_WORK TO BE COMPLETED_.
Locate each line holding the string "school" and copy it.

[Saved entries]
[Start]
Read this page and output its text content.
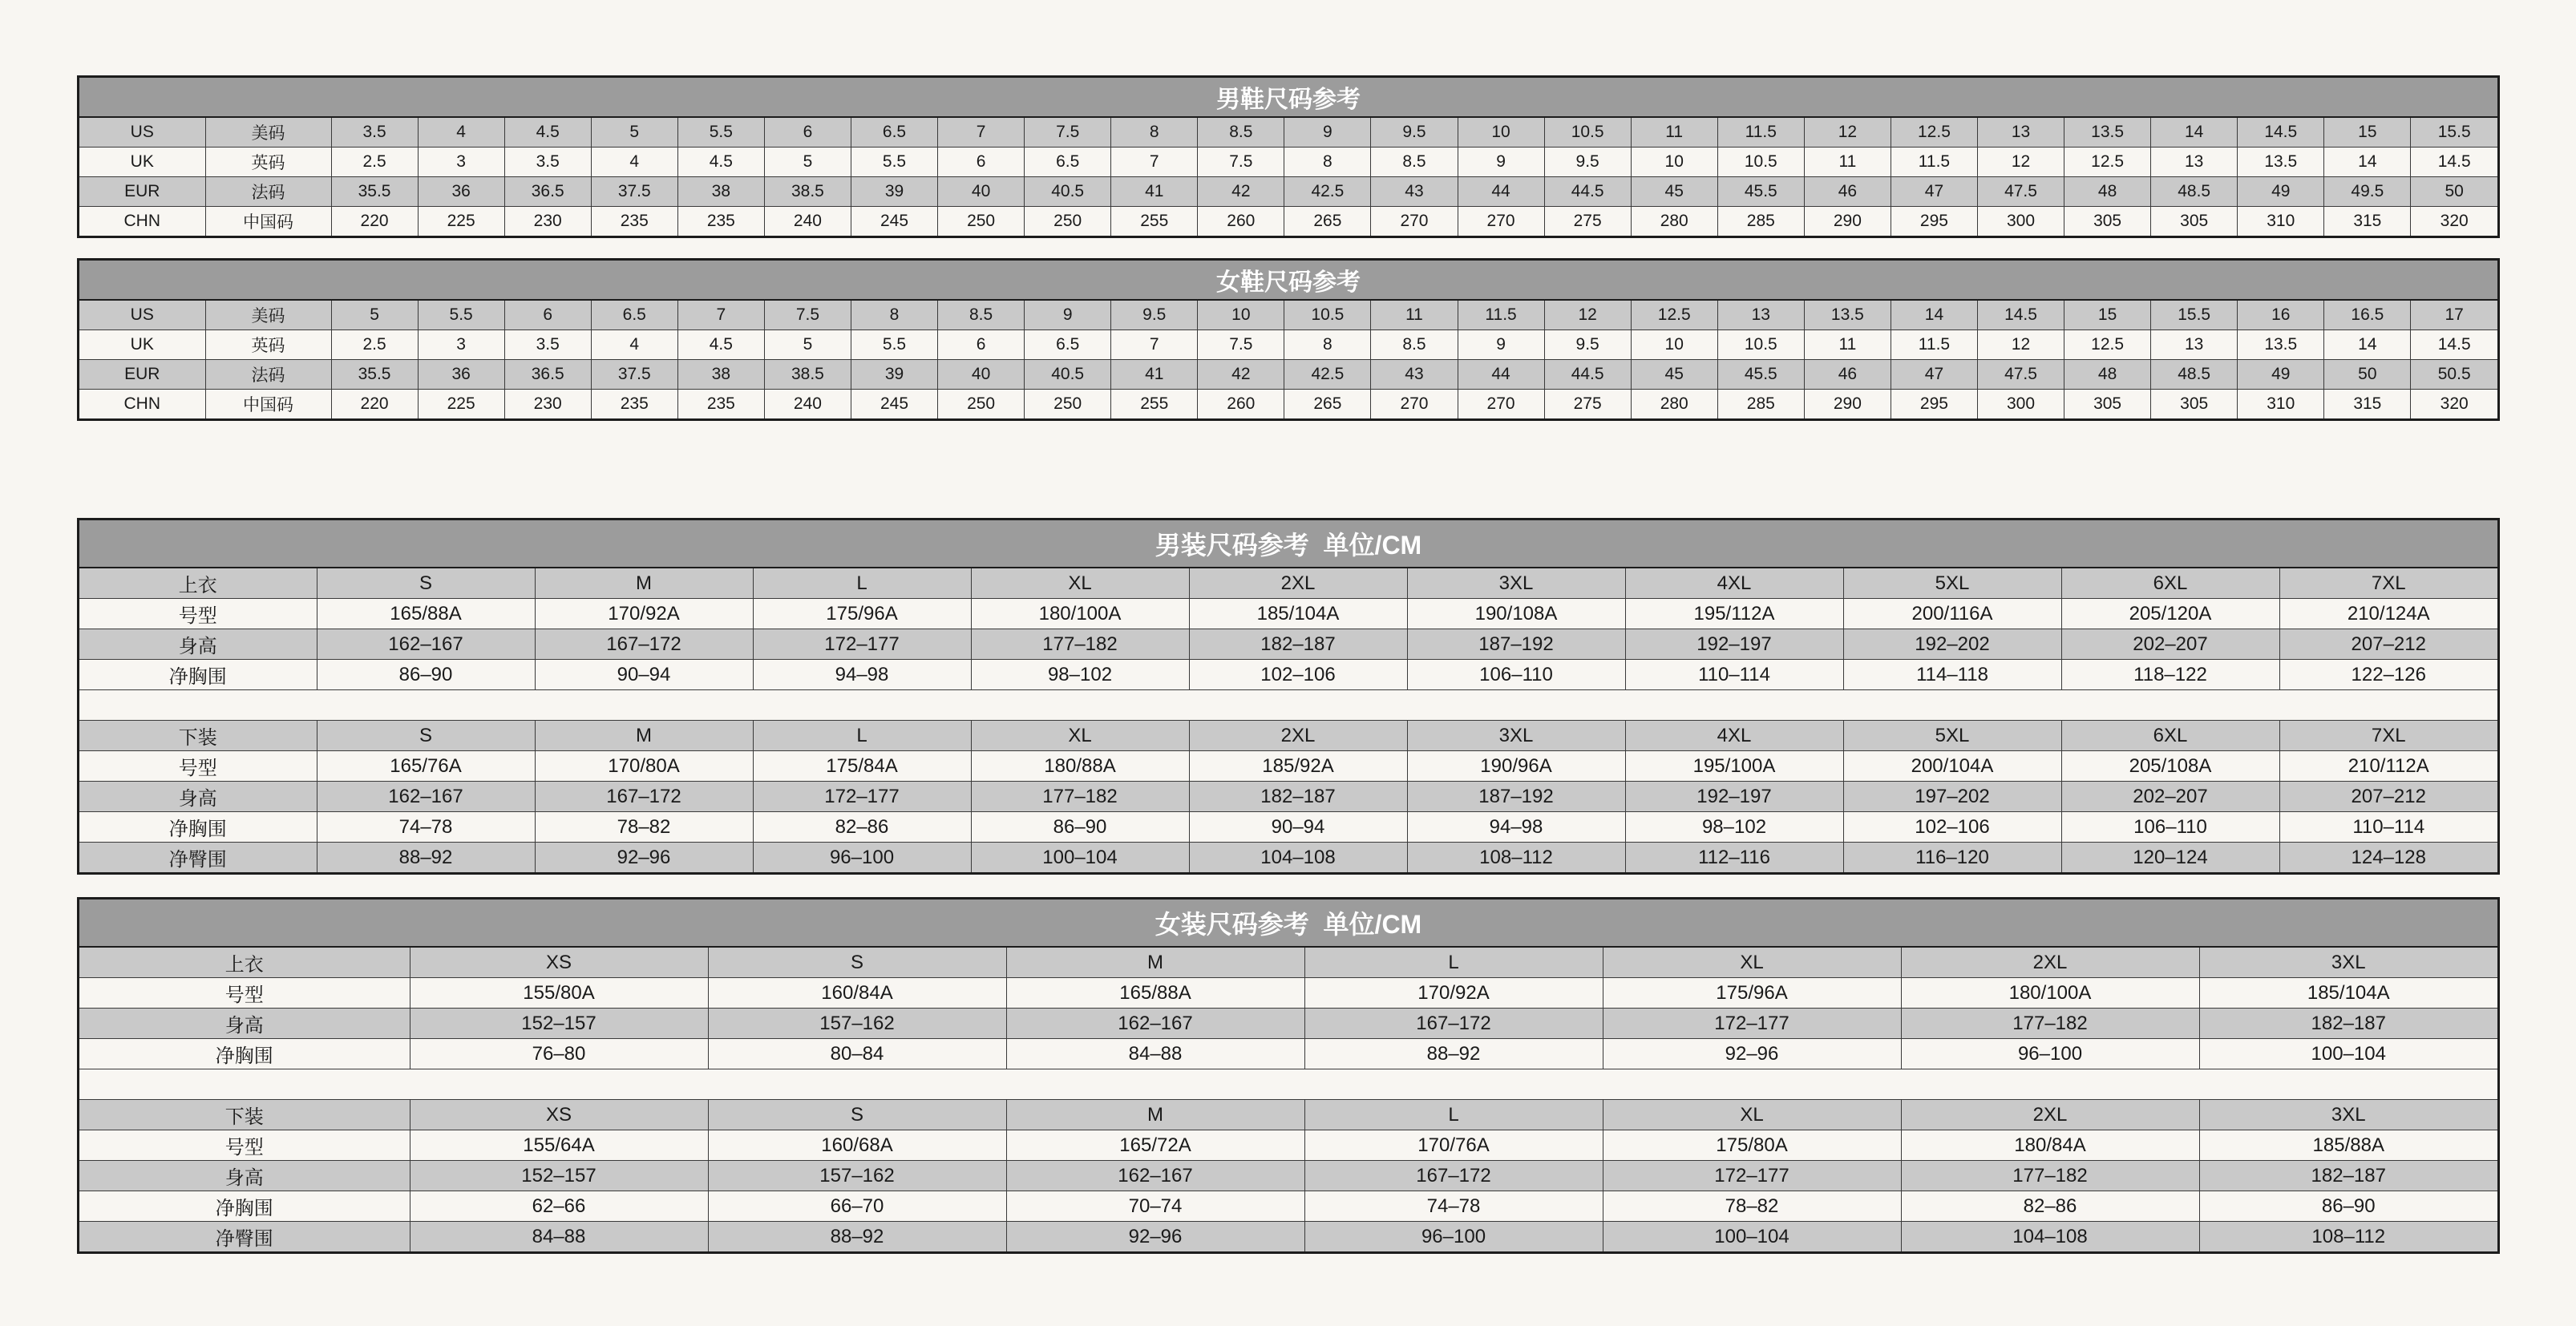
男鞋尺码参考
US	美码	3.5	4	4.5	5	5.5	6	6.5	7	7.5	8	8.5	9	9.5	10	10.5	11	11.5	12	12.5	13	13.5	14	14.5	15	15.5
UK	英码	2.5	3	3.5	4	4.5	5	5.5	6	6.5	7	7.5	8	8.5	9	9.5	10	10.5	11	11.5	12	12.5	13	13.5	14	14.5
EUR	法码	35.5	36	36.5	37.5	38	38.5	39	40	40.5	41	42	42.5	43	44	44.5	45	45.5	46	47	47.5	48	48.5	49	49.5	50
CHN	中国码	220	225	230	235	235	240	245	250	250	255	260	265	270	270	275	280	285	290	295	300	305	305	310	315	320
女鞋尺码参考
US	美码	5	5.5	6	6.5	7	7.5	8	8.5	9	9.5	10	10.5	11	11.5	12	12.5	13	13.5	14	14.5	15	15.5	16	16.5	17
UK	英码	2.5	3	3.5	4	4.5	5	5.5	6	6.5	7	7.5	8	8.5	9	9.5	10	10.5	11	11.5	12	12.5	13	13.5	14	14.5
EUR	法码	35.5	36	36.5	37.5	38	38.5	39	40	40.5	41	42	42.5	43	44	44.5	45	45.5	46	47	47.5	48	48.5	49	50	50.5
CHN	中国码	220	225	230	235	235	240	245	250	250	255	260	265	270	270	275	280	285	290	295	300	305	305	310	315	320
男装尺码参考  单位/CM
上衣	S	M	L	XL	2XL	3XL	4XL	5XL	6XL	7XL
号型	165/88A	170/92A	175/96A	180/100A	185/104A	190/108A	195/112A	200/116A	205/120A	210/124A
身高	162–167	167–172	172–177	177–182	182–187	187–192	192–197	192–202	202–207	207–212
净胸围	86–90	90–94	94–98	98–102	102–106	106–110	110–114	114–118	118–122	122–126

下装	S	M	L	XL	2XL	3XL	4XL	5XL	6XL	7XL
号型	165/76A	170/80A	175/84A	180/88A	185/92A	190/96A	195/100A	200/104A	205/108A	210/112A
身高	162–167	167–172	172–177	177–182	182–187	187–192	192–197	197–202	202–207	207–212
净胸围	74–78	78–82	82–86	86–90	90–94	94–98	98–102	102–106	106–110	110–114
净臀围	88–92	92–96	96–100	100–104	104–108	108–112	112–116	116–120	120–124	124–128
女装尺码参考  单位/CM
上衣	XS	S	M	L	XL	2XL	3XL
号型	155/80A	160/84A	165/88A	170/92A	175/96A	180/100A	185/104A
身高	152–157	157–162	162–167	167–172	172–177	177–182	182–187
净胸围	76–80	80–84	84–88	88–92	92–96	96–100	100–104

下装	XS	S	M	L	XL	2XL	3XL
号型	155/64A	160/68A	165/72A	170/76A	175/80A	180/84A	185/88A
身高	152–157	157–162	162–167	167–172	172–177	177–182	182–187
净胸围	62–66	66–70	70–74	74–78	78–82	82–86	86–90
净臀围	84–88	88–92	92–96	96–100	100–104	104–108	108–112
[End]
[Start]
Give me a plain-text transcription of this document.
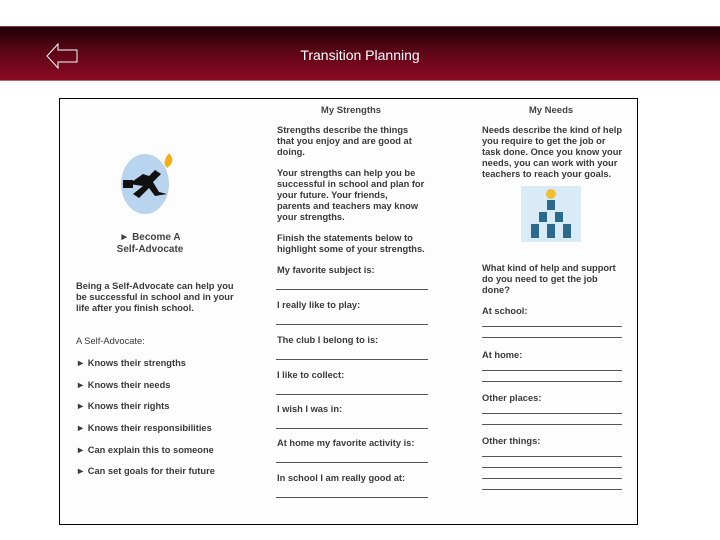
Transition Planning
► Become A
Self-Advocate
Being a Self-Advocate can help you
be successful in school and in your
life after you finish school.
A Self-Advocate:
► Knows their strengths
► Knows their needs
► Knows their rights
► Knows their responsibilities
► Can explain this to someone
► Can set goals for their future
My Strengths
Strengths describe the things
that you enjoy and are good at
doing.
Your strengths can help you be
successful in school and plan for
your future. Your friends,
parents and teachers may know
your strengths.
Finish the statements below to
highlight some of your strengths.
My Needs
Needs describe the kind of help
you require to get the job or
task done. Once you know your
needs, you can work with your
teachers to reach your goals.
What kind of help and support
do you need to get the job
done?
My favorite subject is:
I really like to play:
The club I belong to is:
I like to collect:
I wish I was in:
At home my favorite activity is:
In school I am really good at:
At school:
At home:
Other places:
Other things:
[End]
_OUTPUT OF THE TASK_.
be successful in school and in your
life after you finish school.
successful in school and plan for
In school I am really good at:
At school:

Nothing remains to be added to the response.